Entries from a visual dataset
= = =
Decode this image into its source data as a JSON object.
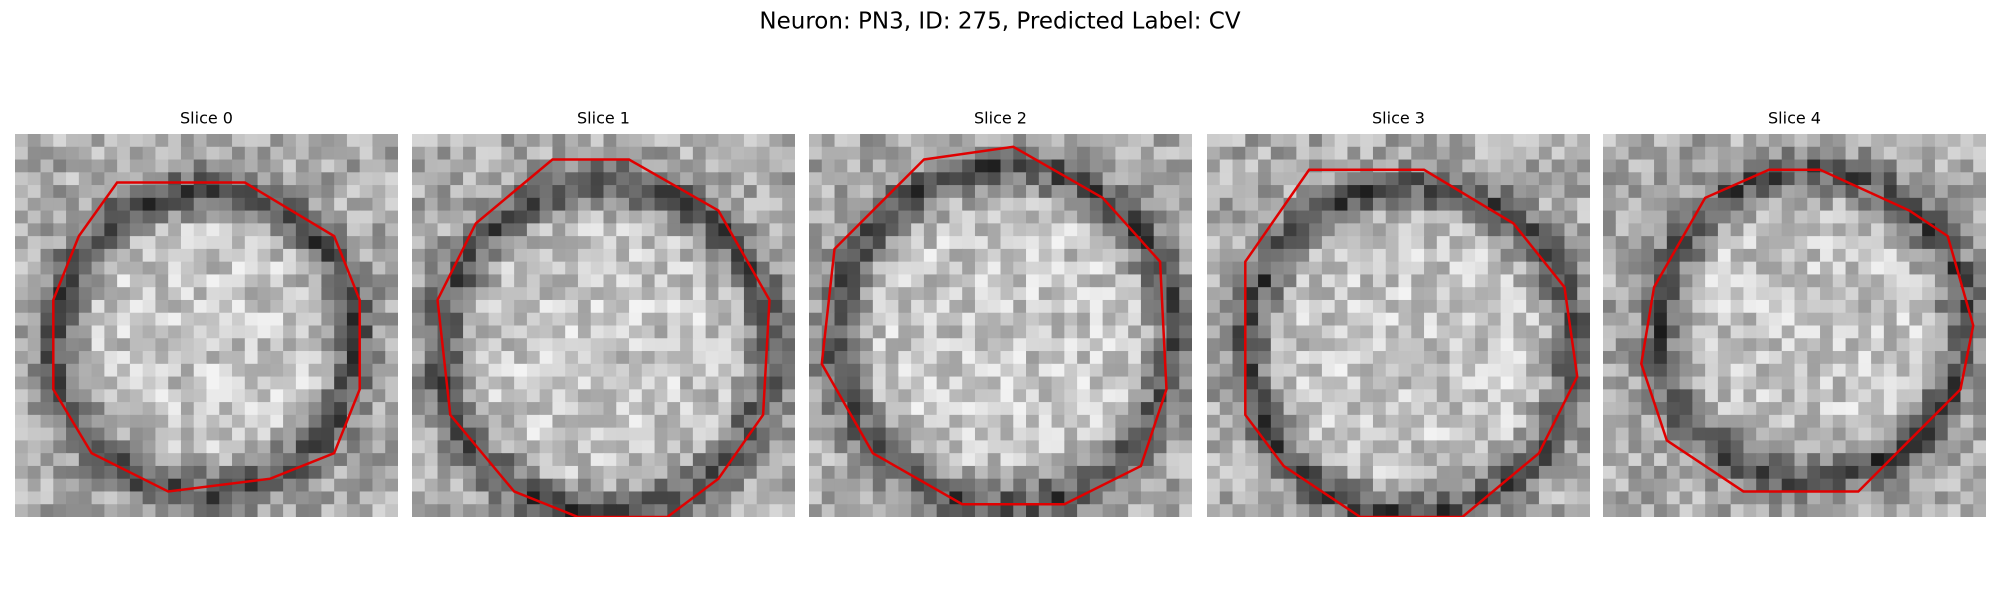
{
  "figure": {
    "title": "Neuron: PN3, ID: 275, Predicted Label: CV",
    "panels": [
      {
        "title": "Slice 0"
      },
      {
        "title": "Slice 1"
      },
      {
        "title": "Slice 2"
      },
      {
        "title": "Slice 3"
      },
      {
        "title": "Slice 4"
      }
    ]
  }
}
= = =
## THE EXERCISE
Excluding the pictures, reproduce every entry exactly as given.

## FINISHED TASK
Decode this image into its source data as a JSON object.
{
  "figure": {
    "title": "Neuron: PN3, ID: 275, Predicted Label: CV",
    "panels": [
      {
        "title": "Slice 0"
      },
      {
        "title": "Slice 1"
      },
      {
        "title": "Slice 2"
      },
      {
        "title": "Slice 3"
      },
      {
        "title": "Slice 4"
      }
    ]
  }
}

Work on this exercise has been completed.